### Problem to work on:
Write the next few sentences of the news report on the Red Cross truck entering Nagorno-Karabakh, picking up after its last sentence.

### Extracted text:
──────

By Felix Light and Nailia Bagirova
TBILISI (Reuters) -A Russian Red Cross truck crossed from Azerbaijani-held territory into the ethnic Armenian-populated Nagorno-Karabakh region on Tuesday, the first time in 35 years that the breakaway area had allowed such access.
The local authority said the truck had reached the territory’s capital, Stepanakert, carrying blankets, toiletries and 1,000 food parcels.
The mission brings some relief to residents cut off from supplies since the only alternative route has been effectively blocked by Azerbaijan, other than for medical evacuations.
But Armenian state media quoted a local Armenian mayor as saying some residents had initially protested before letting the truck proceed, a reflection of concerns about ceding control to Azerbaijan.
Although internationally recognised as part of Azerbaijan, Karabakh broke from Baku’s hold in a war as the Soviet Union collapsed, and for decades survived with direct support from Armenia thanks to control of a land link, the Lachin corridor.

──────

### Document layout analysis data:
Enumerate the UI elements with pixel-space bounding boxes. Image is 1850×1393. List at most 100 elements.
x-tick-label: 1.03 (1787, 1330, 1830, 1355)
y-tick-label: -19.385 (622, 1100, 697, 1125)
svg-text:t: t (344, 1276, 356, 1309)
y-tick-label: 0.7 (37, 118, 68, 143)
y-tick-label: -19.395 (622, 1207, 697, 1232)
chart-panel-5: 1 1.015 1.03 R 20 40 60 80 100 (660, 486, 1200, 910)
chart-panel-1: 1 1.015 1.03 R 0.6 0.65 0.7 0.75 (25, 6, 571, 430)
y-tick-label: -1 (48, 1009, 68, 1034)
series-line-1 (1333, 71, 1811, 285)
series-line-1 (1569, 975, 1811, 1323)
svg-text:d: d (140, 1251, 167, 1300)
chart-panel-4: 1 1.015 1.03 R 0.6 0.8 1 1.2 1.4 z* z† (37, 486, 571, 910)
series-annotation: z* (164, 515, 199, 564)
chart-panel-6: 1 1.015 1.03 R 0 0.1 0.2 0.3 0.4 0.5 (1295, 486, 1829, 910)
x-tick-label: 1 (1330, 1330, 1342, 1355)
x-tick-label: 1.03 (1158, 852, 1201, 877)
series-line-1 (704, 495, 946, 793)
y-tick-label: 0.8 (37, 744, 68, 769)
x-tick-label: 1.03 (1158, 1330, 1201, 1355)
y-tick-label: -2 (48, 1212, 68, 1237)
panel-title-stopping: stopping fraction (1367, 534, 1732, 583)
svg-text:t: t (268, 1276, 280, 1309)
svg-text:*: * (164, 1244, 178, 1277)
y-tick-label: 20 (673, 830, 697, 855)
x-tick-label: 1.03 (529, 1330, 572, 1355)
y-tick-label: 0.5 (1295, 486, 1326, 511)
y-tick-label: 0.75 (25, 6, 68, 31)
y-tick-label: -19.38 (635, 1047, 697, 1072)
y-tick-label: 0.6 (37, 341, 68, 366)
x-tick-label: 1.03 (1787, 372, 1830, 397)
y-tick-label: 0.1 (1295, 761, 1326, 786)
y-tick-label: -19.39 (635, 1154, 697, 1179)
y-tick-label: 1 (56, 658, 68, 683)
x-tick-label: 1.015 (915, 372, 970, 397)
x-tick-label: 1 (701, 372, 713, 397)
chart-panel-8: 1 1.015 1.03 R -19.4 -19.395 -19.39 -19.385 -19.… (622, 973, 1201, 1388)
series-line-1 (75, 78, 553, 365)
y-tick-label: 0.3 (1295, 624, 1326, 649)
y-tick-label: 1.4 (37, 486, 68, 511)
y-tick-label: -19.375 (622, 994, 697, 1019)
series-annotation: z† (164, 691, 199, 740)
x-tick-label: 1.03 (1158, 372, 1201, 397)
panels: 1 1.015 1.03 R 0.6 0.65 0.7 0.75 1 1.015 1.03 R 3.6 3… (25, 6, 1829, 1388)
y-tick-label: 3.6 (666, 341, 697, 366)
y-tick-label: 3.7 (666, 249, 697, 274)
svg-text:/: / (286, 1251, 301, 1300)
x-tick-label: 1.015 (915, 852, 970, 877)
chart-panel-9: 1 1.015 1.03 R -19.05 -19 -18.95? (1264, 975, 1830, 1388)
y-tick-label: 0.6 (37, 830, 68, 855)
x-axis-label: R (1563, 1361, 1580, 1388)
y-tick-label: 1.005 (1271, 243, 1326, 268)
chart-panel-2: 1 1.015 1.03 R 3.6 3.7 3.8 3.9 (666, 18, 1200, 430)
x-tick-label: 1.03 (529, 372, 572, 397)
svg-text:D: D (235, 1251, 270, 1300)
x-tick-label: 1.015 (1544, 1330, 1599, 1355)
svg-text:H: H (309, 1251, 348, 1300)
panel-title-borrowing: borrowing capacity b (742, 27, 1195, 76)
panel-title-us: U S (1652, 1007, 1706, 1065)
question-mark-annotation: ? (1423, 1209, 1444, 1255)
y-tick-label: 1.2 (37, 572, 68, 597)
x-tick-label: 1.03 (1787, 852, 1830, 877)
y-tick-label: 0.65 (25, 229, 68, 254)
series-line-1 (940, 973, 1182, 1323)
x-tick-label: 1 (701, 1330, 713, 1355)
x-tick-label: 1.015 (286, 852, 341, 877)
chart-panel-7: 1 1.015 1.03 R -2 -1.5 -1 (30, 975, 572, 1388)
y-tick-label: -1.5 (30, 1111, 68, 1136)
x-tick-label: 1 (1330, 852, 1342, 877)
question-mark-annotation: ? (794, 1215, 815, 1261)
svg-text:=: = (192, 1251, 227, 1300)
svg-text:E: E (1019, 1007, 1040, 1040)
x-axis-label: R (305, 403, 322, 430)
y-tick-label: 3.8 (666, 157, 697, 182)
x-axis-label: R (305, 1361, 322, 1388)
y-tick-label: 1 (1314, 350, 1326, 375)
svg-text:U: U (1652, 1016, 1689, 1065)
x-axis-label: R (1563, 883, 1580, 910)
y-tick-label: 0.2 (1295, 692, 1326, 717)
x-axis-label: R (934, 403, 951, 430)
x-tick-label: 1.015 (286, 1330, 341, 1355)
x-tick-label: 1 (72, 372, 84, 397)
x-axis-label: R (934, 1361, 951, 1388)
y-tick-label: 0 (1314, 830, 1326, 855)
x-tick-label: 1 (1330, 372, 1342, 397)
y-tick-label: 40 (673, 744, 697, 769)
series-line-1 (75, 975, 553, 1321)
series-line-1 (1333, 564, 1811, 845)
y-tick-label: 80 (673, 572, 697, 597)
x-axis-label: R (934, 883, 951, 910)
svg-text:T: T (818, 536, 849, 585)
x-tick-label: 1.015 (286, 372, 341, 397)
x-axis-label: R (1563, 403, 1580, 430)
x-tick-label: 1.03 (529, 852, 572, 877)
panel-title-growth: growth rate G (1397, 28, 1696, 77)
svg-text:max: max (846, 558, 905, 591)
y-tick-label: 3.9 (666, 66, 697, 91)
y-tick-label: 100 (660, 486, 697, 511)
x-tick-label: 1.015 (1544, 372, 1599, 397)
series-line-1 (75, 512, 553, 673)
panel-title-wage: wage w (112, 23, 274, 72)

──────

### Expected output:
But in a second war in 2020, Azerbaijan reconquered territory in and around the mountainous region and Armenia lost control of the corridor, leaving the road policed by Russian peacekeepers until it was blocked last December.
The truck’s arrival, agreed by Karabakh authorities on Saturday amid acute shortages of food, fuel, and medicine, fulfils a key demand from Baku by reopening a transport link into Azerbaijani-held territory that had been closed since 1988.
A Reuters correspondent saw the truck set off after being held up for several days in the Azerbaijani city of Barda, and the Armenian news agency Armenpress published a photo of the vehicle in Stepanakert.
It was not immediately clear whether Azerbaijan had also allowed aid to enter from Armenia through the Lachin corridor, as promised in the agreement struck on Saturday. French and Armenian aid shipments have been idling at the corridor’s entrance for several weeks.
In a statement on Tuesday, Azerbaijan’s foreign ministry said that the aid shipment was “a positive step”, and that it had agreed that the two roads could be used “simultaneously”. It also said that the Karabakh separatist authorities were “preventing the implementation of this agreement”.
Azerbaijan has said it intends to maintain its checkpoint on the Lachin road – something that has also severely strained relations between Armenia and Russia, which Yerevan has long looked to for its security needs.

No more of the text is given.